* _TASK GOAL_
Will you restate verbatim the lines running from the line with "Read this page and output its text content." to the end of the data, leaving out everything else?

++++++++++

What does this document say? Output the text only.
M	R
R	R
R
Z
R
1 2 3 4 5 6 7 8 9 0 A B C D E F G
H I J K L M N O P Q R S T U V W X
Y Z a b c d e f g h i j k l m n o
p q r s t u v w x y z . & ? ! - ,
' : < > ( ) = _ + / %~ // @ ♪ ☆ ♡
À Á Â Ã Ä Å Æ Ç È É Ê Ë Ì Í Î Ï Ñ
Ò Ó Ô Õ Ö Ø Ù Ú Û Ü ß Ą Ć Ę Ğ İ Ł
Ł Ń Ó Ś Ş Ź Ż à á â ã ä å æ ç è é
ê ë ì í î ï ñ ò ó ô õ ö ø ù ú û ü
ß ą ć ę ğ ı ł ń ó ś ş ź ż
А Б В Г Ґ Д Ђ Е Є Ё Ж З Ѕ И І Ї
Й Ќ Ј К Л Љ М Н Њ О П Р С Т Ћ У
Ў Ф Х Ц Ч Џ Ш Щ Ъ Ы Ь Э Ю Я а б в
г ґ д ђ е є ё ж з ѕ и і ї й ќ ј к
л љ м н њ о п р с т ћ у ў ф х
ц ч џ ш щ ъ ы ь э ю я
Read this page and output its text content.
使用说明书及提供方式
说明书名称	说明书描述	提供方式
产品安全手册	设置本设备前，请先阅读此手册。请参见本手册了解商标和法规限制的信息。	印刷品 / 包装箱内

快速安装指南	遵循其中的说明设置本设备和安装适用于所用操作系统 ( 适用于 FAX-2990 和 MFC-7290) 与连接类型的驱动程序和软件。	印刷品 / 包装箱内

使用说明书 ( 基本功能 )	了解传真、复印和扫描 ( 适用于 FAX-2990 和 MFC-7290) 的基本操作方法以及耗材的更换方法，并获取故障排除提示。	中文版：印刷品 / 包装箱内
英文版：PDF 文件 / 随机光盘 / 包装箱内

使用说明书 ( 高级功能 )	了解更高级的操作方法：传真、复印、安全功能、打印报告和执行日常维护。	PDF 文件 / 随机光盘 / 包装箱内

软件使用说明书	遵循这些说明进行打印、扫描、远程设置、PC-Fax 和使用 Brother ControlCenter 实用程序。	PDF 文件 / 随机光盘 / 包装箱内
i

++++++++++

* _FULL OUTPUT_
Read this page and output its text content.
使用说明书及提供方式
说明书名称	说明书描述	提供方式
产品安全手册	设置本设备前，请先阅读此手册。请参见本手册了解商标和法规限制的信息。	印刷品 / 包装箱内

快速安装指南	遵循其中的说明设置本设备和安装适用于所用操作系统 ( 适用于 FAX-2990 和 MFC-7290) 与连接类型的驱动程序和软件。	印刷品 / 包装箱内

使用说明书 ( 基本功能 )	了解传真、复印和扫描 ( 适用于 FAX-2990 和 MFC-7290) 的基本操作方法以及耗材的更换方法，并获取故障排除提示。	中文版：印刷品 / 包装箱内
英文版：PDF 文件 / 随机光盘 / 包装箱内

使用说明书 ( 高级功能 )	了解更高级的操作方法：传真、复印、安全功能、打印报告和执行日常维护。	PDF 文件 / 随机光盘 / 包装箱内

软件使用说明书	遵循这些说明进行打印、扫描、远程设置、PC-Fax 和使用 Brother ControlCenter 实用程序。	PDF 文件 / 随机光盘 / 包装箱内
i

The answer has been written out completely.